What to produce —
The entries below are to be transcribed in full, without their images.
::: Provided data
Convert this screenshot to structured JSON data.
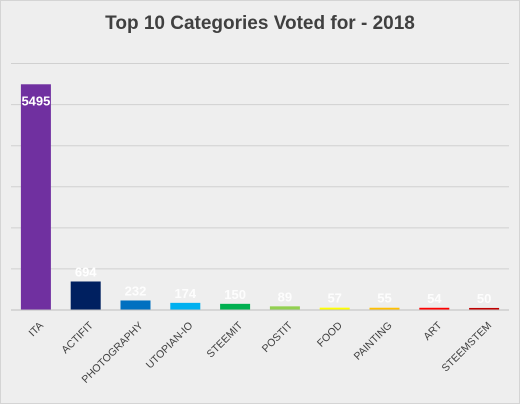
{
  "chart_data": {
    "type": "bar",
    "title": "Top 10 Categories Voted for - 2018",
    "xlabel": "",
    "ylabel": "",
    "ylim": [
      0,
      6500
    ],
    "grid": true,
    "categories": [
      "ITA",
      "ACTIFIT",
      "PHOTOGRAPHY",
      "UTOPIAN-IO",
      "STEEMIT",
      "POSTIT",
      "FOOD",
      "PAINTING",
      "ART",
      "STEEMSTEM"
    ],
    "values": [
      5495,
      694,
      232,
      174,
      150,
      89,
      57,
      55,
      54,
      50
    ],
    "data_labels": [
      "5495",
      "694",
      "232",
      "174",
      "150",
      "89",
      "57",
      "55",
      "54",
      "50"
    ],
    "colors": [
      "#7030a0",
      "#002060",
      "#0070c0",
      "#00b0f0",
      "#00b050",
      "#92d050",
      "#ffff00",
      "#ffc000",
      "#ff0000",
      "#c00000"
    ],
    "gridline_color": "#d0d0d0",
    "axis_color": "#bfbfbf"
  }
}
::::::
The answer —
Convert this screenshot to structured JSON data.
{
  "chart_data": {
    "type": "bar",
    "title": "Top 10 Categories Voted for - 2018",
    "xlabel": "",
    "ylabel": "",
    "ylim": [
      0,
      6500
    ],
    "grid": true,
    "categories": [
      "ITA",
      "ACTIFIT",
      "PHOTOGRAPHY",
      "UTOPIAN-IO",
      "STEEMIT",
      "POSTIT",
      "FOOD",
      "PAINTING",
      "ART",
      "STEEMSTEM"
    ],
    "values": [
      5495,
      694,
      232,
      174,
      150,
      89,
      57,
      55,
      54,
      50
    ],
    "data_labels": [
      "5495",
      "694",
      "232",
      "174",
      "150",
      "89",
      "57",
      "55",
      "54",
      "50"
    ],
    "colors": [
      "#7030a0",
      "#002060",
      "#0070c0",
      "#00b0f0",
      "#00b050",
      "#92d050",
      "#ffff00",
      "#ffc000",
      "#ff0000",
      "#c00000"
    ],
    "gridline_color": "#d0d0d0",
    "axis_color": "#bfbfbf"
  }
}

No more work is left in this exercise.